## Aim of the task
Show only lines that include "Crossover".

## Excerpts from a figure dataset
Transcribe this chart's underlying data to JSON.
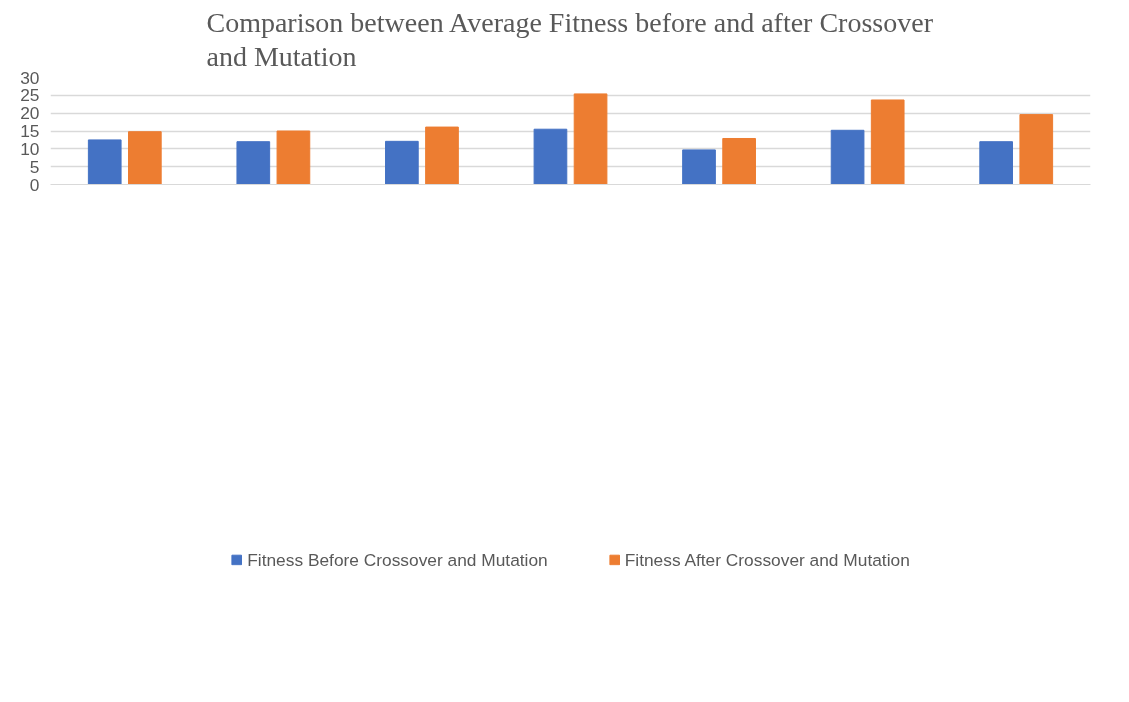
{
  "chart_data": {
    "type": "bar",
    "title": "Comparison between Average Fitness before and after Crossover and Mutation",
    "categories": [
      null,
      null,
      null,
      null,
      null,
      null,
      null
    ],
    "series": [
      {
        "name": "Fitness Before Crossover and Mutation",
        "color": "#4472c4",
        "values": [
          12.5,
          12.0,
          12.1,
          15.5,
          9.7,
          15.2,
          12.0
        ]
      },
      {
        "name": "Fitness After Crossover and Mutation",
        "color": "#ed7d31",
        "values": [
          14.8,
          15.0,
          16.1,
          25.4,
          12.9,
          23.7,
          19.6
        ]
      }
    ],
    "ylim": [
      0,
      30
    ],
    "yticks": [
      0,
      5,
      10,
      15,
      20,
      25,
      30
    ],
    "grid": "y",
    "legend": "bottom"
  }
}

## Answer
    "title": "Comparison between Average Fitness before and after Crossover and Mutation",
        "name": "Fitness Before Crossover and Mutation",
        "name": "Fitness After Crossover and Mutation",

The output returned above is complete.